BEGIN Records for the task

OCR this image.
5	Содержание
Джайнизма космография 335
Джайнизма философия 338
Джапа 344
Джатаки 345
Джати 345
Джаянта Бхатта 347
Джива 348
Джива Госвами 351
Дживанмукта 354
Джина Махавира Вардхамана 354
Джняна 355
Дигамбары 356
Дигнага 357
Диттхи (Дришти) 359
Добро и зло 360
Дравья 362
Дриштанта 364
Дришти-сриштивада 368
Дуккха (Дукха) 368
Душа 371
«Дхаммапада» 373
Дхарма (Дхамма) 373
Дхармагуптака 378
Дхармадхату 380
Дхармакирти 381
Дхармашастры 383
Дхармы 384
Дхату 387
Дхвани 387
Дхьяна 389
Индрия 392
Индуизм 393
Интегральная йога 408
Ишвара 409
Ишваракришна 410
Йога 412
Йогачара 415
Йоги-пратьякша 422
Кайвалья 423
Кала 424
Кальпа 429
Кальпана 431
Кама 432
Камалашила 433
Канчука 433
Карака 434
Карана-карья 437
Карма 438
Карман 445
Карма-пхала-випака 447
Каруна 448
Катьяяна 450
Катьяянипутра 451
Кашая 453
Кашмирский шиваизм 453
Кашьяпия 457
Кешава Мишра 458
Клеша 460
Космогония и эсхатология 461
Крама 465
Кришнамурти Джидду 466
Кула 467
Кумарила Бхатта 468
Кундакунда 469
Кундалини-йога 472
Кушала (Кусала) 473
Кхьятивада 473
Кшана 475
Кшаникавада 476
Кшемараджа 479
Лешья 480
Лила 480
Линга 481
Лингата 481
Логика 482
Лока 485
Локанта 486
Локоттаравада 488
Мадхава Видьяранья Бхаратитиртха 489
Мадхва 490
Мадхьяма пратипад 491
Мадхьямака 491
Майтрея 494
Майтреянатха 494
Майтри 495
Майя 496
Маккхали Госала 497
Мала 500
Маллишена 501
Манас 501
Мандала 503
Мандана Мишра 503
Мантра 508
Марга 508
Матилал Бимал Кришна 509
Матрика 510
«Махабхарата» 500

END Records for the task

Problem requirements:
Work through the records line by line and tally those holding "Дришти". Reply with the number alone.

Written answer:
2